(Supplied entries):

Start

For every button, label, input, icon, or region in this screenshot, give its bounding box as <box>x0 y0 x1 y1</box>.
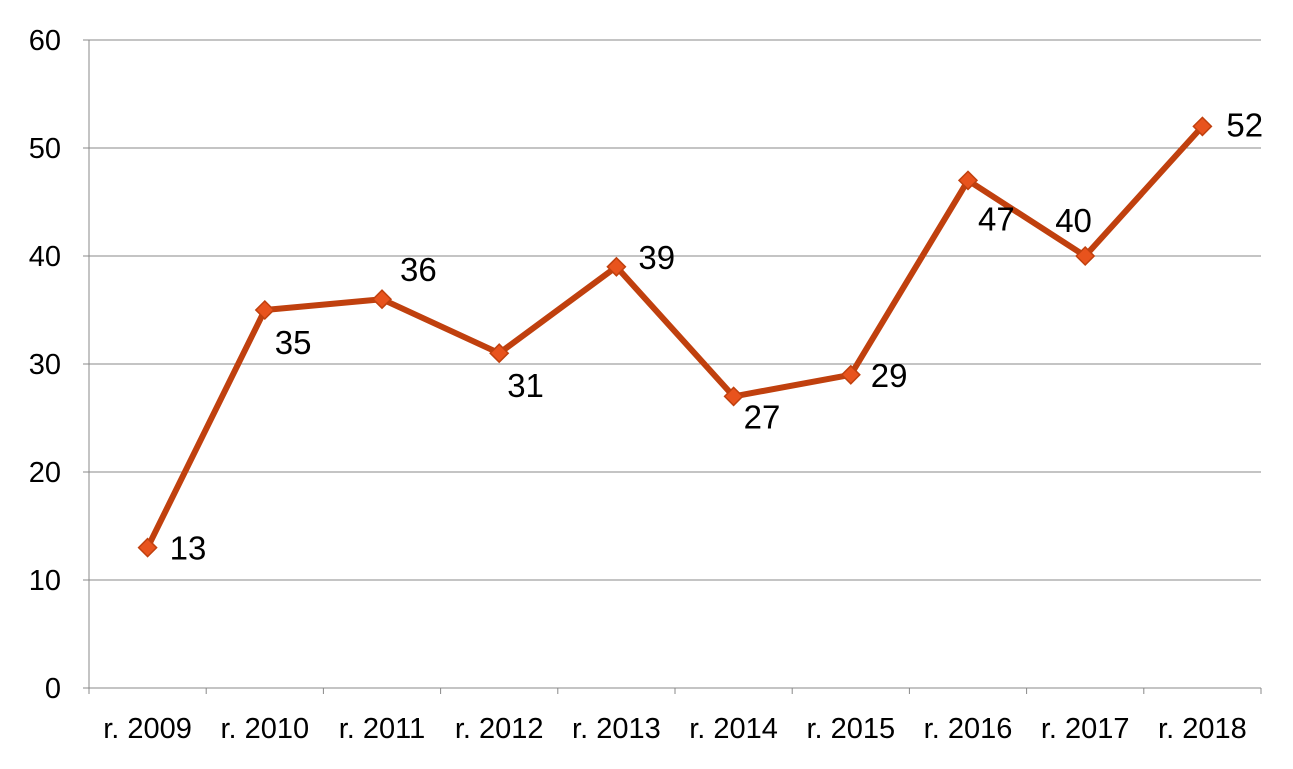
x-tick-label: r. 2013 <box>572 713 661 745</box>
y-tick-label: 50 <box>29 133 61 165</box>
data-label: 27 <box>744 398 781 435</box>
x-axis-tick-labels: r. 2009 r. 2010 r. 2011 r. 2012 r. 2013 r. 20… <box>103 713 1246 745</box>
data-point-marker <box>254 299 275 321</box>
y-tick-label: 40 <box>29 241 61 273</box>
data-label: 47 <box>978 200 1015 237</box>
data-label: 39 <box>638 239 675 276</box>
x-tick-label: r. 2018 <box>1158 713 1247 745</box>
y-axis-tick-labels: 0 10 20 30 40 50 60 <box>29 25 61 705</box>
x-tick-label: r. 2015 <box>806 713 895 745</box>
y-tick-label: 60 <box>29 25 61 57</box>
data-point-marker <box>1192 116 1213 137</box>
data-point-marker <box>606 256 627 277</box>
data-labels: 13 35 36 31 39 27 29 47 40 52 <box>170 106 1264 566</box>
y-tick-label: 30 <box>29 349 61 381</box>
data-label: 29 <box>871 357 908 394</box>
x-tick-label: r. 2016 <box>924 713 1013 745</box>
data-label: 40 <box>1055 202 1092 239</box>
series-line <box>144 123 1206 551</box>
x-axis-ticks <box>83 39 1262 694</box>
markers <box>137 116 1213 558</box>
y-tick-label: 10 <box>29 565 61 597</box>
data-point-marker <box>1075 245 1096 267</box>
x-tick-label: r. 2009 <box>103 713 192 745</box>
data-point-marker <box>137 537 158 558</box>
data-label: 13 <box>170 530 207 567</box>
data-point-marker <box>840 364 861 385</box>
x-tick-label: r. 2014 <box>689 713 778 745</box>
series-group <box>144 123 1206 551</box>
data-point-marker <box>371 289 393 310</box>
y-tick-label: 0 <box>45 673 61 705</box>
data-label: 52 <box>1226 106 1263 143</box>
data-point-marker <box>723 386 744 407</box>
x-tick-label: r. 2012 <box>455 713 544 745</box>
data-point-marker <box>957 170 979 191</box>
x-tick-label: r. 2010 <box>220 713 309 745</box>
data-label: 31 <box>507 367 544 404</box>
gridlines <box>89 39 1261 581</box>
x-tick-label: r. 2017 <box>1041 713 1130 745</box>
x-tick-label: r. 2011 <box>339 713 426 745</box>
data-label: 36 <box>400 251 437 288</box>
y-tick-label: 20 <box>29 457 61 489</box>
data-label: 35 <box>275 324 312 361</box>
data-point-marker <box>489 343 510 364</box>
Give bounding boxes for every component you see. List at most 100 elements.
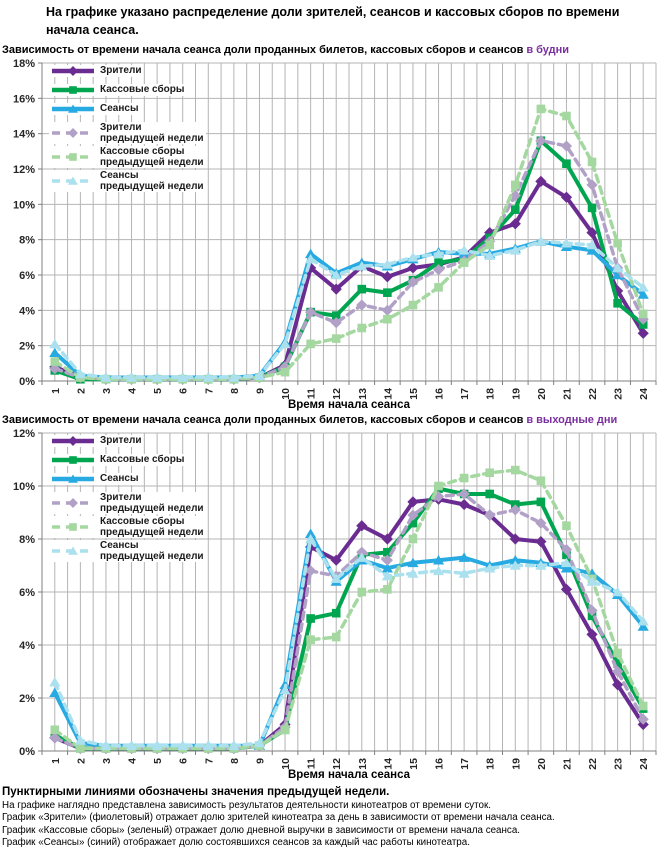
x-axis-tick-label: 22 [587,757,599,769]
marker-box-office-prev [383,584,392,594]
x-axis-tick-label: 23 [613,757,625,769]
marker-sessions-prev [535,559,547,570]
y-axis-tick-label: 2% [19,340,35,352]
marker-viewers-prev [586,604,598,616]
marker-viewers [407,495,419,507]
x-axis-tick-label: 15 [408,387,420,399]
marker-box-office [485,489,495,498]
footer-note-3: График «Кассовые сборы» (зеленый) отража… [2,824,520,836]
marker-box-office [357,284,367,293]
x-axis-tick-label: 20 [536,387,548,399]
box-office-prev-swatch-marker [69,522,77,531]
legend-label: Кассовые сборы предыдущей недели [100,145,204,168]
marker-viewers [509,217,521,229]
legend-item-box-office-prev: Кассовые сборы предыдущей недели [49,145,206,168]
x-axis-tick-label: 15 [408,757,420,769]
chart-weekday-subtitle: Зависимость от времени начала сеанса дол… [2,43,668,57]
legend-item-sessions-prev: Сеансы предыдущей недели [49,539,206,562]
x-axis-tick-label: 17 [459,387,471,399]
marker-box-office-prev [510,465,520,474]
x-axis-tick-label: 1 [50,757,62,763]
marker-box-office-prev [280,725,290,734]
marker-sessions-prev [458,244,470,255]
legend-label: Сеансы предыдущей недели [100,539,204,562]
x-axis-tick-label: 7 [203,387,215,393]
series-sessions-prev [49,235,649,382]
marker-sessions-prev [177,371,189,382]
y-axis-tick-label: 2% [19,693,35,705]
x-axis-tick-label: 20 [536,757,548,769]
x-axis-tick-label: 7 [203,757,215,763]
marker-sessions [560,562,573,572]
legend-item-viewers-prev: Зрители предыдущей недели [49,121,206,144]
x-axis-tick-label: 3 [101,757,113,763]
marker-box-office-prev [587,157,597,166]
x-axis-tick-label: 24 [638,387,650,399]
marker-sessions-prev [458,567,470,578]
x-axis-title: Время начала сеанса [288,769,411,781]
y-axis-tick-label: 16% [13,93,35,105]
marker-sessions-prev [612,262,624,272]
marker-sessions-prev [279,684,291,694]
marker-box-office [306,613,315,623]
viewers-swatch-marker [68,435,78,446]
legend-label: Зрители [100,65,142,76]
marker-box-office [331,310,341,320]
marker-box-office-prev [485,467,495,477]
marker-sessions [49,687,61,697]
marker-sessions-prev [305,533,317,543]
marker-sessions-prev [202,371,214,382]
legend-label: Зрители предыдущей недели [100,121,204,144]
marker-box-office-prev [357,587,367,596]
legend-item-viewers-prev: Зрители предыдущей недели [49,491,206,514]
marker-viewers [535,175,547,187]
marker-box-office-prev [383,314,392,323]
legend-item-box-office-prev: Кассовые сборы предыдущей недели [49,515,206,538]
chart-weekday-block: Зависимость от времени начала сеанса дол… [0,43,668,413]
x-axis-tick-label: 22 [587,387,599,399]
marker-viewers-prev [356,298,368,311]
footer-bold-note: Пунктирными линиями обозначены значения … [2,785,390,798]
marker-sessions [305,528,317,538]
marker-sessions-prev [509,559,521,570]
x-axis-tick-label: 9 [254,757,266,763]
box-office-prev-swatch-icon [52,152,94,161]
series-line-sessions-prev [53,536,645,747]
marker-sessions-prev [637,615,649,625]
legend-0: Зрители Кассовые сборы Сеансы Зрители преды… [49,64,206,194]
marker-sessions-prev [484,562,496,572]
y-axis-tick-label: 8% [19,234,35,246]
marker-box-office-prev [459,257,469,267]
sessions-swatch-marker [68,103,78,113]
x-axis-tick-label: 18 [485,387,497,399]
marker-sessions-prev [612,586,624,596]
marker-box-office-prev [306,339,315,348]
marker-sessions [509,554,521,564]
axes: 0%2%4%6%8%10%12%1 2 3 4 5 6 7 8 9 10 11 12 13 14 15 16 1… [13,428,657,781]
marker-sessions-prev [202,740,214,750]
marker-box-office-prev [408,300,418,309]
y-axis-tick-label: 18% [13,58,35,70]
sessions-prev-swatch-icon [52,545,94,555]
marker-sessions-prev [279,338,291,348]
x-axis-tick-label: 12 [331,387,343,399]
marker-viewers-prev [458,487,470,500]
x-axis-tick-label: 19 [510,387,522,399]
footer-note-2: График «Зрители» (фиолетовый) отражает д… [2,812,555,823]
legend-item-sessions: Сеансы [49,102,141,115]
marker-sessions-prev [356,260,368,270]
y-axis-tick-label: 4% [19,640,35,652]
marker-box-office-prev [331,333,341,343]
marker-box-office-prev [536,104,546,113]
y-axis-tick-label: 12% [13,164,35,176]
marker-viewers [612,284,624,296]
marker-sessions-prev [407,567,419,578]
y-axis-tick-label: 0% [19,746,35,758]
chart-svg-0: 0%2%4%6%8%10%12%14%16%18%1 2 3 4 5 6 7 8 9 10 11 12… [13,58,657,411]
chart-svg-1: 0%2%4%6%8%10%12%1 2 3 4 5 6 7 8 9 10 11 12 13 14 15 16 1… [13,428,657,781]
box-office-prev-swatch-marker [69,152,77,161]
series-line-sessions-prev [53,239,645,379]
marker-sessions [432,554,445,564]
footer-note-4: График «Сеансы» (синий) отображает долю … [2,837,470,848]
y-axis-tick-label: 6% [19,587,35,599]
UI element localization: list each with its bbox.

End

(Stated goal): Please repeat the material from the line with "x-axis-tick-label: 22 [587,757,599,769]" up to and including the line with "legend-item-sessions-prev: Сеансы предыдущей", renaming "chart-weekday-subtitle" to "chart-day-subtitle" and leaving everything else unchanged.

(Worked answer):
x-axis-tick-label: 22 [587,757,599,769]
marker-box-office-prev [383,584,392,594]
x-axis-tick-label: 23 [613,757,625,769]
marker-sessions-prev [535,559,547,570]
y-axis-tick-label: 2% [19,340,35,352]
marker-viewers-prev [586,604,598,616]
marker-viewers [407,495,419,507]
x-axis-tick-label: 15 [408,387,420,399]
marker-box-office [485,489,495,498]
footer-note-3: График «Кассовые сборы» (зеленый) отража… [2,824,520,836]
marker-box-office [357,284,367,293]
x-axis-tick-label: 20 [536,387,548,399]
box-office-prev-swatch-marker [69,522,77,531]
legend-label: Кассовые сборы предыдущей недели [100,145,204,168]
marker-viewers [509,217,521,229]
legend-item-box-office-prev: Кассовые сборы предыдущей недели [49,145,206,168]
x-axis-tick-label: 15 [408,757,420,769]
chart-day-subtitle: Зависимость от времени начала сеанса дол… [2,43,668,57]
legend-item-sessions-prev: Сеансы предыдущей недели [49,539,206,562]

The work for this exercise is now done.